Entries from a dataset

┌──

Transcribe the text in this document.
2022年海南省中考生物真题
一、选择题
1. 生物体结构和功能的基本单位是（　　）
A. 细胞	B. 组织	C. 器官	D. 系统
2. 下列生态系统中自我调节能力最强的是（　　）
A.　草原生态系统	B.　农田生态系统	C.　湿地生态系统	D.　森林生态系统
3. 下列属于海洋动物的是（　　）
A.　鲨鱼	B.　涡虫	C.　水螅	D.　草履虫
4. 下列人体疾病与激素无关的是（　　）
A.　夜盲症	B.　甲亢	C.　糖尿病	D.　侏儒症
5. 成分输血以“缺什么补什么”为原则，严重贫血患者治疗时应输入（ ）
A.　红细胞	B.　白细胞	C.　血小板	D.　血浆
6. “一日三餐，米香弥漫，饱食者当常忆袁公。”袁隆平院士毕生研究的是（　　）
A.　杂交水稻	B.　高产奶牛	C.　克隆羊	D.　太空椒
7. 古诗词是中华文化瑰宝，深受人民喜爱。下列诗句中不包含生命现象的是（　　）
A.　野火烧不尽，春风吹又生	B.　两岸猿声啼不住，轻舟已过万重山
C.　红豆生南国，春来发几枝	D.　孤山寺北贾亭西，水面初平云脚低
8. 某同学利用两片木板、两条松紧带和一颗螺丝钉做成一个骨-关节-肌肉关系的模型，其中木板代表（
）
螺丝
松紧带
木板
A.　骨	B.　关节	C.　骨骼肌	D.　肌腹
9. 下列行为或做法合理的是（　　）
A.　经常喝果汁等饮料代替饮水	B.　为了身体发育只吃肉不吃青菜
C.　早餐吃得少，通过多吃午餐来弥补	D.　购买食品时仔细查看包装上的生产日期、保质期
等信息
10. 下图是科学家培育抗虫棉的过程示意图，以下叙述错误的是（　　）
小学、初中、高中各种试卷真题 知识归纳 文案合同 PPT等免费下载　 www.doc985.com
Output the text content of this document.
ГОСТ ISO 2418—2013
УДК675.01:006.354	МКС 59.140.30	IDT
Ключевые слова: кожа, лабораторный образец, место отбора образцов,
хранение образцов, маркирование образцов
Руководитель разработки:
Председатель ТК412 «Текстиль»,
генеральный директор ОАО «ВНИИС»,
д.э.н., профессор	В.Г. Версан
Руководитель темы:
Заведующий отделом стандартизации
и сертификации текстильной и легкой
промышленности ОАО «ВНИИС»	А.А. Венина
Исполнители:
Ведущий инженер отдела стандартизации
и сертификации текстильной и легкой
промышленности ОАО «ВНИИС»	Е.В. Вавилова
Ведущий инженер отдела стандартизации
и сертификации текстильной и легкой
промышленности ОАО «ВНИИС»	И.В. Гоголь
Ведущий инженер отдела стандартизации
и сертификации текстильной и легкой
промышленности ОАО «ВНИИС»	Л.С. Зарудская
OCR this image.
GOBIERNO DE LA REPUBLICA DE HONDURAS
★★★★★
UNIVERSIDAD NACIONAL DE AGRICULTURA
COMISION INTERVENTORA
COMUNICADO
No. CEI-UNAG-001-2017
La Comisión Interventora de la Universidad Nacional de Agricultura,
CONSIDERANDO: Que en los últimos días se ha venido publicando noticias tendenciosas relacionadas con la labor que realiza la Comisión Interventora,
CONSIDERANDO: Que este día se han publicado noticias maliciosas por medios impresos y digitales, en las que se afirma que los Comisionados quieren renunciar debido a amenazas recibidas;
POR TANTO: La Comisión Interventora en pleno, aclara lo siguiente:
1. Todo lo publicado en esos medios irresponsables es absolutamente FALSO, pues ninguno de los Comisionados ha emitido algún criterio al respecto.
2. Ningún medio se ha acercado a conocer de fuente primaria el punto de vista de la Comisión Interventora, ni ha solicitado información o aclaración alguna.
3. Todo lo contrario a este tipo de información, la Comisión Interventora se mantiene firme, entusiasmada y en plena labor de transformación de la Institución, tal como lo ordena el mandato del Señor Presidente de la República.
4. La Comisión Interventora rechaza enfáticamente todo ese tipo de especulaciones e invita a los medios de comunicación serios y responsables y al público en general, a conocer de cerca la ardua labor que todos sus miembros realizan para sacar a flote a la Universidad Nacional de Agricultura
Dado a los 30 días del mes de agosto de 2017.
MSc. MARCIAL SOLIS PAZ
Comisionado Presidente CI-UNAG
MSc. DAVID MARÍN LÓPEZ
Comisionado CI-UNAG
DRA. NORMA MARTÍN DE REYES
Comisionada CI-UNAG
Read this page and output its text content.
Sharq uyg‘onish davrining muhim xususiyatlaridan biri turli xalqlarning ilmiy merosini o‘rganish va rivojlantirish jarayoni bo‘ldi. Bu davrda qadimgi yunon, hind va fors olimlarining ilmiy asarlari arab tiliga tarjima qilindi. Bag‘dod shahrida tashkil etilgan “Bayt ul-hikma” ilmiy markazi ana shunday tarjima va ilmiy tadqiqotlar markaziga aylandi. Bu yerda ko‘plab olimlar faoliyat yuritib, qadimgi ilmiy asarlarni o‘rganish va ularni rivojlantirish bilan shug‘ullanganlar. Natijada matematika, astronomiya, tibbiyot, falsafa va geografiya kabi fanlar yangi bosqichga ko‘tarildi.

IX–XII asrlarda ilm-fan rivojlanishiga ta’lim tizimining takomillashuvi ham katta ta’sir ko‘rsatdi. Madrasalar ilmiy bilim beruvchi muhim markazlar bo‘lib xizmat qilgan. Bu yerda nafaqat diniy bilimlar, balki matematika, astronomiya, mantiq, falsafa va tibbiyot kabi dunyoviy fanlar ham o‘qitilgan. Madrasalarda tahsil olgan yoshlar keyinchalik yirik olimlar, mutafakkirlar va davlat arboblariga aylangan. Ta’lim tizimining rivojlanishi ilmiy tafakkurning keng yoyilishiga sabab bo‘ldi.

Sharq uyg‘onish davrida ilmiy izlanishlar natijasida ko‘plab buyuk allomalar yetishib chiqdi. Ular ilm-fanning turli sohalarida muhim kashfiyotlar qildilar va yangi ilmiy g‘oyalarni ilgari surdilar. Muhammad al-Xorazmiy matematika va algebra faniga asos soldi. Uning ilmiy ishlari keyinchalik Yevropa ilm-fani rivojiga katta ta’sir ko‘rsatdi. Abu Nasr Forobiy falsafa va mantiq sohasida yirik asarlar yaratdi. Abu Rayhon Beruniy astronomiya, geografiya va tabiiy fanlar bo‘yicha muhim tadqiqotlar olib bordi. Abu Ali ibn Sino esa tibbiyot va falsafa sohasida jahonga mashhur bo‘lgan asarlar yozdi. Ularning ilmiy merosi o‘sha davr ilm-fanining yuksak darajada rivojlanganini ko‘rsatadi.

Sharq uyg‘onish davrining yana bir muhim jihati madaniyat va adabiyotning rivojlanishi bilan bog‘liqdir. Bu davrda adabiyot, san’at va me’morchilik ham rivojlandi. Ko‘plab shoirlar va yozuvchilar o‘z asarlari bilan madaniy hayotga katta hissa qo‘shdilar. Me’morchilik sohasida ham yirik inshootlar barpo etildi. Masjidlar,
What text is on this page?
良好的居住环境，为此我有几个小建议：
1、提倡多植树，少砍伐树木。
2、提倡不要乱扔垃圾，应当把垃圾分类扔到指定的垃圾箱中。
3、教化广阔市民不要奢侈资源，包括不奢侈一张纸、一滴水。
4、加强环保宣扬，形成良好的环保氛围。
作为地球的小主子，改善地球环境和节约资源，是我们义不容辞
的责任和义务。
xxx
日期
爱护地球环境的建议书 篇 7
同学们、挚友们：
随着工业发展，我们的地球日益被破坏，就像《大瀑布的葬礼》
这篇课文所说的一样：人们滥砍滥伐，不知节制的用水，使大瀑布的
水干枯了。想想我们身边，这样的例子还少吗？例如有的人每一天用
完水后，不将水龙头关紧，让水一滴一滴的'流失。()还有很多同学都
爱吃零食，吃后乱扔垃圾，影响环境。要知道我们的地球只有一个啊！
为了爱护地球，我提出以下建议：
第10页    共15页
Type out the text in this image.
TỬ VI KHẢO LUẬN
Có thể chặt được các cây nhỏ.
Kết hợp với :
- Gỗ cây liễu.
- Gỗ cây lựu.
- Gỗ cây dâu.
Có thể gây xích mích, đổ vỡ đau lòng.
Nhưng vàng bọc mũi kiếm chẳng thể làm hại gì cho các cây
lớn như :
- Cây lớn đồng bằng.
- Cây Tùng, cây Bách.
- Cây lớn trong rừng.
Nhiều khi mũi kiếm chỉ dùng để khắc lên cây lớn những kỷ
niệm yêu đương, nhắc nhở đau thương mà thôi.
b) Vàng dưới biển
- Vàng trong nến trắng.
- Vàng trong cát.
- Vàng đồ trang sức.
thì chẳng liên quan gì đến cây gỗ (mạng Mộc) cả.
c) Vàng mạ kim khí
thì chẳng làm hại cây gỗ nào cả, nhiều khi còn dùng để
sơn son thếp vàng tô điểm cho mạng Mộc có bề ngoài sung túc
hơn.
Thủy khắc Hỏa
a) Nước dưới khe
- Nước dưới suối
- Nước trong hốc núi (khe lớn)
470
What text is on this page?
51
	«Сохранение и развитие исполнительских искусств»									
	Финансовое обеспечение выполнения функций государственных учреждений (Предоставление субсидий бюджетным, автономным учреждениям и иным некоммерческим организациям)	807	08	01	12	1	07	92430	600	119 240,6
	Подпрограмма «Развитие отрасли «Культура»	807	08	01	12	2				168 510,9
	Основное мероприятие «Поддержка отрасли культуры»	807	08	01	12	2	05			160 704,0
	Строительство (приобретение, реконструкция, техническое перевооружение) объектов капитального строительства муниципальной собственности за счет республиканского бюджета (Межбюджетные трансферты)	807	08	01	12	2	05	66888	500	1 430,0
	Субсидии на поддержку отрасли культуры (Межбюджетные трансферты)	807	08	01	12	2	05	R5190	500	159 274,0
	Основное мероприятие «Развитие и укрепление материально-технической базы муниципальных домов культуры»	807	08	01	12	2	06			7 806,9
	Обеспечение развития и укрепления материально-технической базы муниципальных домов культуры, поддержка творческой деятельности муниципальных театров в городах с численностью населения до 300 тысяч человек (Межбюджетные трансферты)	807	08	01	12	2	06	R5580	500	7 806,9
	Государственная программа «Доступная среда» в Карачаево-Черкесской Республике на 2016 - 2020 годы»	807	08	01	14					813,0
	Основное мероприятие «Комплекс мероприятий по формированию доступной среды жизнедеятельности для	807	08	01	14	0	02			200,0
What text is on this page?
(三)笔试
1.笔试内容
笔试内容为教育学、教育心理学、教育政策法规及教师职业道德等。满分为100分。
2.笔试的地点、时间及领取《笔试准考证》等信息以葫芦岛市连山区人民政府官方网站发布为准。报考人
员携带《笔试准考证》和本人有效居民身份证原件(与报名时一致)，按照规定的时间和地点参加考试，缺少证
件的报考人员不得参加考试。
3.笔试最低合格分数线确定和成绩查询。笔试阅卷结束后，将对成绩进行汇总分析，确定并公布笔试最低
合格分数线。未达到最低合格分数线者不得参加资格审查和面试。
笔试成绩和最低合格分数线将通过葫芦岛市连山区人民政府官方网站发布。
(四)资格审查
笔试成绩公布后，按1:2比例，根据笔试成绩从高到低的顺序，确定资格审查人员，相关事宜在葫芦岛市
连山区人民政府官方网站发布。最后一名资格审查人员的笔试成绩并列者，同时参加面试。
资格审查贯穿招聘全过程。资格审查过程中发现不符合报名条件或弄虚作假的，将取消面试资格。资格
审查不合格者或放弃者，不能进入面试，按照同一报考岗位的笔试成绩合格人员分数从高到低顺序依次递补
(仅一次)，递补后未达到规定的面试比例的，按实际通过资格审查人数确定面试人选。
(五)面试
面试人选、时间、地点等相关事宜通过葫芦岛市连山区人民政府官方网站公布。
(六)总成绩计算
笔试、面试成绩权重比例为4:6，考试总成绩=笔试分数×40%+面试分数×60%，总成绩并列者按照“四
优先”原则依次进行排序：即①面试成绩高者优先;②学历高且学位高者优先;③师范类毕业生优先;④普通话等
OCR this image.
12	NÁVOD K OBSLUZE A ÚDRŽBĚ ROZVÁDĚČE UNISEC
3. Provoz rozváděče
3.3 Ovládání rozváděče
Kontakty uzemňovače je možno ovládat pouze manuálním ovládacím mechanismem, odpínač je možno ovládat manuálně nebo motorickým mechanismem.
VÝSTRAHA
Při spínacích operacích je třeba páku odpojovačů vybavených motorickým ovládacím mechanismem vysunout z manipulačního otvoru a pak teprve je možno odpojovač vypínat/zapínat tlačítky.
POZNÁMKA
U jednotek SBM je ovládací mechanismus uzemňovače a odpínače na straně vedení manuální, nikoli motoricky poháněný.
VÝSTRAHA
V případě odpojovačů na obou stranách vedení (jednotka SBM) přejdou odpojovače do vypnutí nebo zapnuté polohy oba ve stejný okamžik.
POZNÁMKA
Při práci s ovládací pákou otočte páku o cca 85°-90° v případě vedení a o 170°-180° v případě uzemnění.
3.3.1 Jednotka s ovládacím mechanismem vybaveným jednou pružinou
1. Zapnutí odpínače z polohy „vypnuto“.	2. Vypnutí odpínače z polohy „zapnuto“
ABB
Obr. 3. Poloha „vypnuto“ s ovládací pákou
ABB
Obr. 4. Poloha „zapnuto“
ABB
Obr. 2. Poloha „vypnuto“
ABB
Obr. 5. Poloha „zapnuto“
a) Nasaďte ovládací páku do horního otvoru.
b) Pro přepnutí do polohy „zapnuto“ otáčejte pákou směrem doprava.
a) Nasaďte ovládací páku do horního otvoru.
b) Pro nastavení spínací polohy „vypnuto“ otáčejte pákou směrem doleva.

└──

**DIRECTIONS FOR THIS TASK**
Using the material above, report each line where "davrda" occurs.

**EXERCISE ANSWER**
Sharq uyg‘onish davrining muhim xususiyatlaridan biri turli xalqlarning ilmiy merosini o‘rganish va rivojlantirish jarayoni bo‘ldi. Bu davrda qadimgi yunon, hind va fors olimlarining ilmiy asarlari arab tiliga tarjima qilindi. Bag‘dod shahrida tashkil etilgan “Bayt ul-hikma” ilmiy markazi ana shunday tarjima va ilmiy tadqiqotlar markaziga aylandi. Bu yerda ko‘plab olimlar faoliyat yuritib, qadimgi ilmiy asarlarni o‘rganish va ularni rivojlantirish bilan shug‘ullanganlar. Natijada matematika, astronomiya, tibbiyot, falsafa va geografiya kabi fanlar yangi bosqichga ko‘tarildi.
Sharq uyg‘onish davrining yana bir muhim jihati madaniyat va adabiyotning rivojlanishi bilan bog‘liqdir. Bu davrda adabiyot, san’at va me’morchilik ham rivojlandi. Ko‘plab shoirlar va yozuvchilar o‘z asarlari bilan madaniy hayotga katta hissa qo‘shdilar. Me’morchilik sohasida ham yirik inshootlar barpo etildi. Masjidlar,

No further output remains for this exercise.